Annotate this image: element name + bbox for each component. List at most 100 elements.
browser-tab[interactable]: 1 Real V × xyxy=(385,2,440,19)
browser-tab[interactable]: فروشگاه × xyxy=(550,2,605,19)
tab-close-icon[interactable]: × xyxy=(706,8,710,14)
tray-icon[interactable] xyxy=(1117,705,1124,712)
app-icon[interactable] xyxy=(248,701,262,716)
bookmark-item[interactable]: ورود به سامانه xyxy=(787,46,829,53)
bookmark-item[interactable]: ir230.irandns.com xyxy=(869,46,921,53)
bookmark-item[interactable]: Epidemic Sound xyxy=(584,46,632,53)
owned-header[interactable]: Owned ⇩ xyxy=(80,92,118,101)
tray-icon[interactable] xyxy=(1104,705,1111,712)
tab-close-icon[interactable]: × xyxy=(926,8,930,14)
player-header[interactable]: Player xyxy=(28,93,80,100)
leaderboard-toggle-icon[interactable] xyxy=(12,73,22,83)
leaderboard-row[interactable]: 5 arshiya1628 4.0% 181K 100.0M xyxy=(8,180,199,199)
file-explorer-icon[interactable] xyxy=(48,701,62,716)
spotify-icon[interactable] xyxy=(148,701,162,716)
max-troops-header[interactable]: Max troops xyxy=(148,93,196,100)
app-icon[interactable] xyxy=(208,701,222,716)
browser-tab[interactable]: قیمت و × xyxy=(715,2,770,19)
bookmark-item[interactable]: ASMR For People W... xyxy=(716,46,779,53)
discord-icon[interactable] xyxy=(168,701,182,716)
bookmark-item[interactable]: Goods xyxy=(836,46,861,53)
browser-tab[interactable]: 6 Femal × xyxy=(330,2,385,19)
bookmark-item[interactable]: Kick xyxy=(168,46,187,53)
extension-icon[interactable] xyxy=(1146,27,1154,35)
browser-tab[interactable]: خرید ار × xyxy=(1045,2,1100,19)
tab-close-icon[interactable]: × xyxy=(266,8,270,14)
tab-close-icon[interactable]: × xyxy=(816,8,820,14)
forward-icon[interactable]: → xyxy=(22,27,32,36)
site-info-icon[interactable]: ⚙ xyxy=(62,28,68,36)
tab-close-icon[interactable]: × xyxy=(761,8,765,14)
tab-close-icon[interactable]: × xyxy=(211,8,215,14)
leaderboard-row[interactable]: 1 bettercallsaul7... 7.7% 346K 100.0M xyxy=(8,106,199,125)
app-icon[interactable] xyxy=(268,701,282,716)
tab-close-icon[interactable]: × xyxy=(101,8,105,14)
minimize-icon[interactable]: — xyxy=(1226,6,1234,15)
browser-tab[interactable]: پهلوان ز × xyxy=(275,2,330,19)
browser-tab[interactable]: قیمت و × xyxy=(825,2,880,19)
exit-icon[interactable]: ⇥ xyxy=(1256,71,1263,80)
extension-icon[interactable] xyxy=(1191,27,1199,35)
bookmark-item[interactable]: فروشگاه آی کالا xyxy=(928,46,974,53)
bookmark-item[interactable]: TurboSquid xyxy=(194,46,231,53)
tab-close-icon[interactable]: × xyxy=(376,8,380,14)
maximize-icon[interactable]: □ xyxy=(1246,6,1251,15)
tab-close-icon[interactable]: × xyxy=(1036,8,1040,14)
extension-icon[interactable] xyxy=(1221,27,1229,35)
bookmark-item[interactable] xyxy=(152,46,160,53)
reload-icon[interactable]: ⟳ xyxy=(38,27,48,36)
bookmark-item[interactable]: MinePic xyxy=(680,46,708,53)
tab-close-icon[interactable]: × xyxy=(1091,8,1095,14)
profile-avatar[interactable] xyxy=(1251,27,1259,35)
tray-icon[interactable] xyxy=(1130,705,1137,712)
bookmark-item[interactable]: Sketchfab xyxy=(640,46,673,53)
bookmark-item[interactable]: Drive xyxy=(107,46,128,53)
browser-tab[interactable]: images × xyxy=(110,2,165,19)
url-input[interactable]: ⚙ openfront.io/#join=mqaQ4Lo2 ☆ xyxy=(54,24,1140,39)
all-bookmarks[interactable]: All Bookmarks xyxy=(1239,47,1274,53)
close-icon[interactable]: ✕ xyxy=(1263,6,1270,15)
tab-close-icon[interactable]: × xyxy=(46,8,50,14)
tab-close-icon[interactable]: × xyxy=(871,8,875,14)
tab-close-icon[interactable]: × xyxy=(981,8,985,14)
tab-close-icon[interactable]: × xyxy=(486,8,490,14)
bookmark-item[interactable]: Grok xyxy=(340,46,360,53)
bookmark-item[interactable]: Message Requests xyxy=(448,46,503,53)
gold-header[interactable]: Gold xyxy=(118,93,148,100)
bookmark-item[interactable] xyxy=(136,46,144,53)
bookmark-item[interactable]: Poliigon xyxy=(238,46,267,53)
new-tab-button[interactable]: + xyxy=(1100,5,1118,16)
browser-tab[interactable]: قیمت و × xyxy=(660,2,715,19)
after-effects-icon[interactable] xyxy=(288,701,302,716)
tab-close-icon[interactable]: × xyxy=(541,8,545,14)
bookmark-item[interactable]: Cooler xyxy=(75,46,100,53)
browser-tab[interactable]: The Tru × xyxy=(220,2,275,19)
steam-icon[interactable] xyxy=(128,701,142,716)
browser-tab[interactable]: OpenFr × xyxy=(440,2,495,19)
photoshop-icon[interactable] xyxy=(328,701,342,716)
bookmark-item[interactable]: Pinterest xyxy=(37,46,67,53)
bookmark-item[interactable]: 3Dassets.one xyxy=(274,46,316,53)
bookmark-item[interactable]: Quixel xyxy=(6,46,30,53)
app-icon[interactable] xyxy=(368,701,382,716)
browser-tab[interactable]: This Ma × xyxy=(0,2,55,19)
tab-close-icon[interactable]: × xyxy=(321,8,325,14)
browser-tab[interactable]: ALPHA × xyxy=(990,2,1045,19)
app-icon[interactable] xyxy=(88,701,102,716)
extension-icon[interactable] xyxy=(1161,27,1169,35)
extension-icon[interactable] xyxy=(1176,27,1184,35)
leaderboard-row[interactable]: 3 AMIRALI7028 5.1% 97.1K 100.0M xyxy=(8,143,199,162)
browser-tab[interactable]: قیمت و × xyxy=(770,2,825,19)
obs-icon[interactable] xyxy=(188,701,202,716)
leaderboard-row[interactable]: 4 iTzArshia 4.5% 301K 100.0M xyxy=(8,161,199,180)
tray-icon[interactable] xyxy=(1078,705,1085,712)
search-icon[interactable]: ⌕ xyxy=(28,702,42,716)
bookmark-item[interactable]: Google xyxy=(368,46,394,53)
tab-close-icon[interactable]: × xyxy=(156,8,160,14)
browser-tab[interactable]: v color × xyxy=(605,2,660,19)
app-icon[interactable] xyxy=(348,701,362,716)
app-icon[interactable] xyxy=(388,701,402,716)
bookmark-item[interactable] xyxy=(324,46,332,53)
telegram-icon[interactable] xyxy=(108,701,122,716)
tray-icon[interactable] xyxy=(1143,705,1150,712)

#### JOB:
Reproduce the data verbatim, from its first line through the line containing "owned-header[interactable]: Owned ⇩", with both of those lines included.

#### THE RESPONSE:
Annotate this image: element name + bbox for each component. List at most 100 elements.
browser-tab[interactable]: 1 Real V × xyxy=(385,2,440,19)
browser-tab[interactable]: فروشگاه × xyxy=(550,2,605,19)
tab-close-icon[interactable]: × xyxy=(706,8,710,14)
tray-icon[interactable] xyxy=(1117,705,1124,712)
app-icon[interactable] xyxy=(248,701,262,716)
bookmark-item[interactable]: ورود به سامانه xyxy=(787,46,829,53)
bookmark-item[interactable]: ir230.irandns.com xyxy=(869,46,921,53)
bookmark-item[interactable]: Epidemic Sound xyxy=(584,46,632,53)
owned-header[interactable]: Owned ⇩ xyxy=(80,92,118,101)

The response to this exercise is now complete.